Listed entries →
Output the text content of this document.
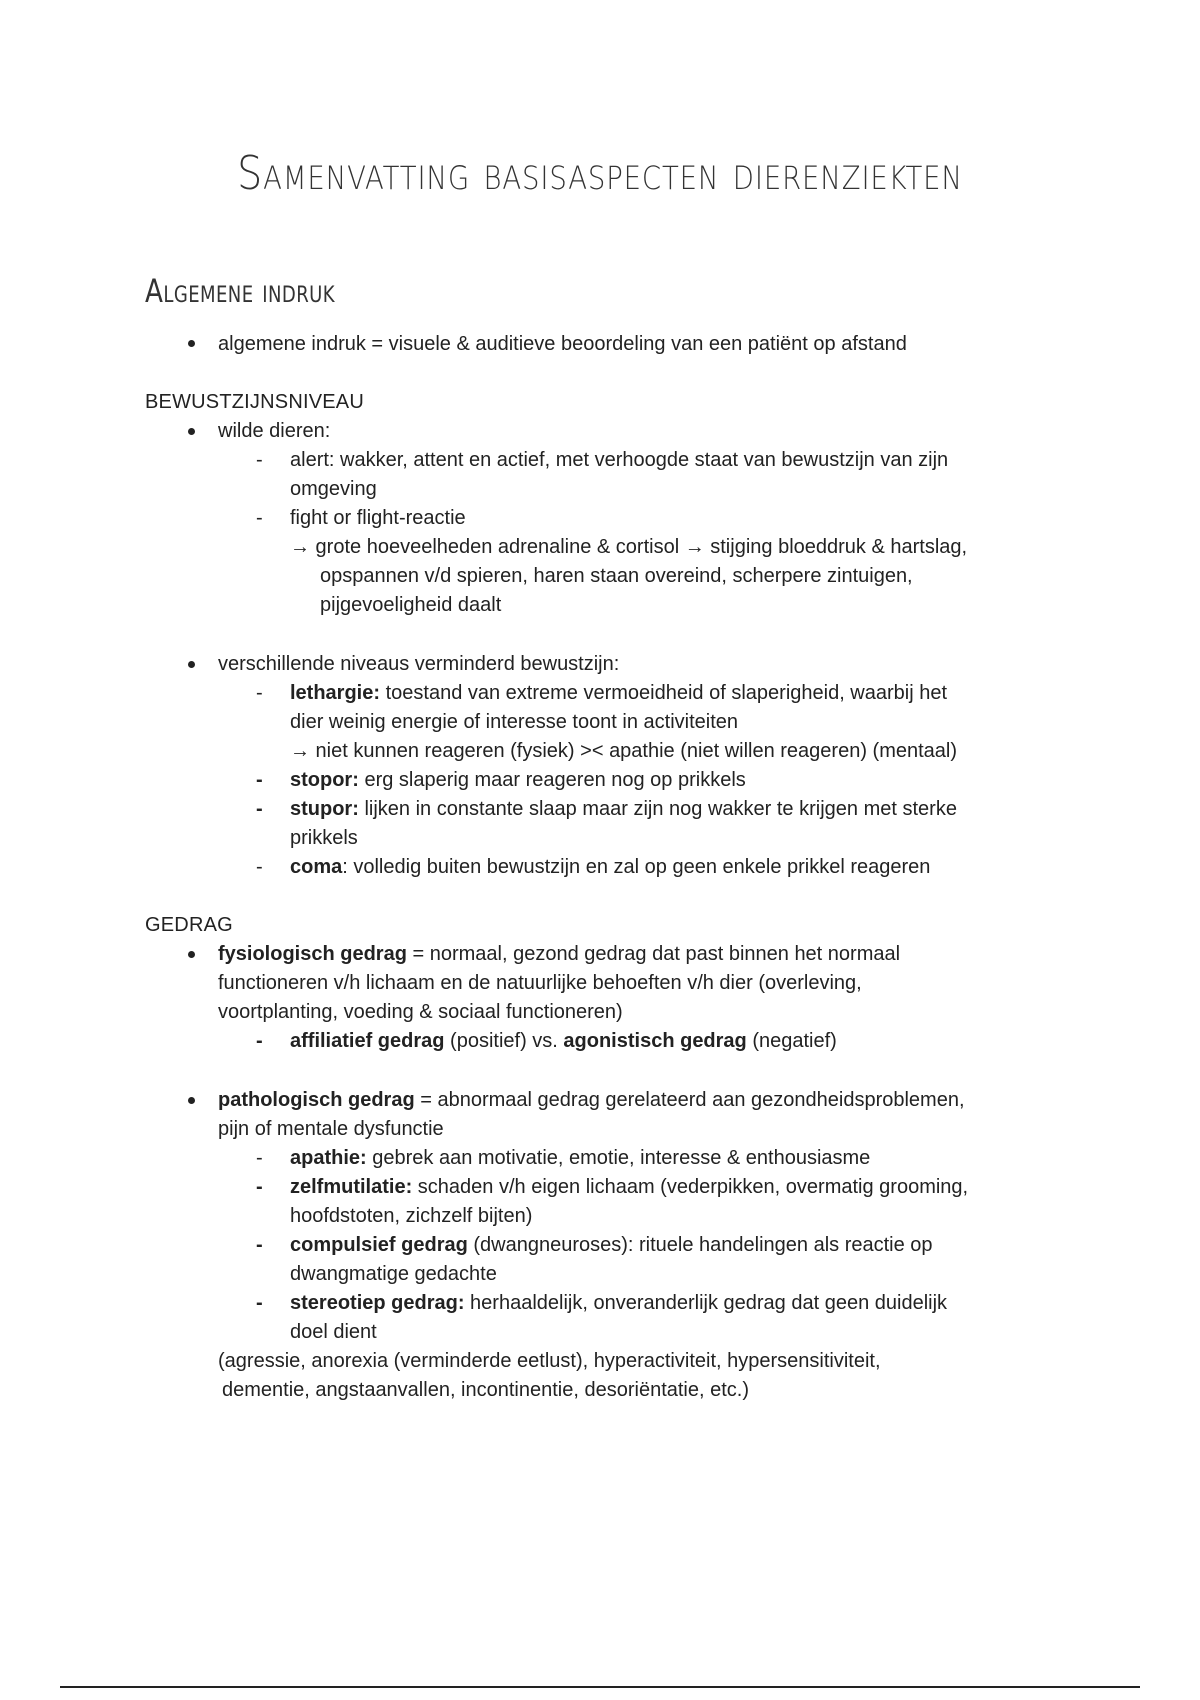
Samenvatting basisaspecten dierenziekten
Algemene indruk
algemene indruk = visuele & auditieve beoordeling van een patiënt op afstand
BEWUSTZIJNSNIVEAU
wilde dieren:
- alert: wakker, attent en actief, met verhoogde staat van bewustzijn van zijn
omgeving
- fight or flight-reactie
→ grote hoeveelheden adrenaline & cortisol → stijging bloeddruk & hartslag,
opspannen v/d spieren, haren staan overeind, scherpere zintuigen,
pijgevoeligheid daalt
verschillende niveaus verminderd bewustzijn:
- lethargie: toestand van extreme vermoeidheid of slaperigheid, waarbij het
dier weinig energie of interesse toont in activiteiten
→ niet kunnen reageren (fysiek) >< apathie (niet willen reageren) (mentaal)
- stopor: erg slaperig maar reageren nog op prikkels
- stupor: lijken in constante slaap maar zijn nog wakker te krijgen met sterke
prikkels
- coma: volledig buiten bewustzijn en zal op geen enkele prikkel reageren
GEDRAG
fysiologisch gedrag = normaal, gezond gedrag dat past binnen het normaal
functioneren v/h lichaam en de natuurlijke behoeften v/h dier (overleving,
voortplanting, voeding & sociaal functioneren)
- affiliatief gedrag (positief) vs. agonistisch gedrag (negatief)
pathologisch gedrag = abnormaal gedrag gerelateerd aan gezondheidsproblemen,
pijn of mentale dysfunctie
- apathie: gebrek aan motivatie, emotie, interesse & enthousiasme
- zelfmutilatie: schaden v/h eigen lichaam (vederpikken, overmatig grooming,
hoofdstoten, zichzelf bijten)
- compulsief gedrag (dwangneuroses): rituele handelingen als reactie op
dwangmatige gedachte
- stereotiep gedrag: herhaaldelijk, onveranderlijk gedrag dat geen duidelijk
doel dient
(agressie, anorexia (verminderde eetlust), hyperactiviteit, hypersensitiviteit,
dementie, angstaanvallen, incontinentie, desoriëntatie, etc.)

What the exercise asks → Compute how many lines include the string "interesse", then give that number by itself.

Correct output → 2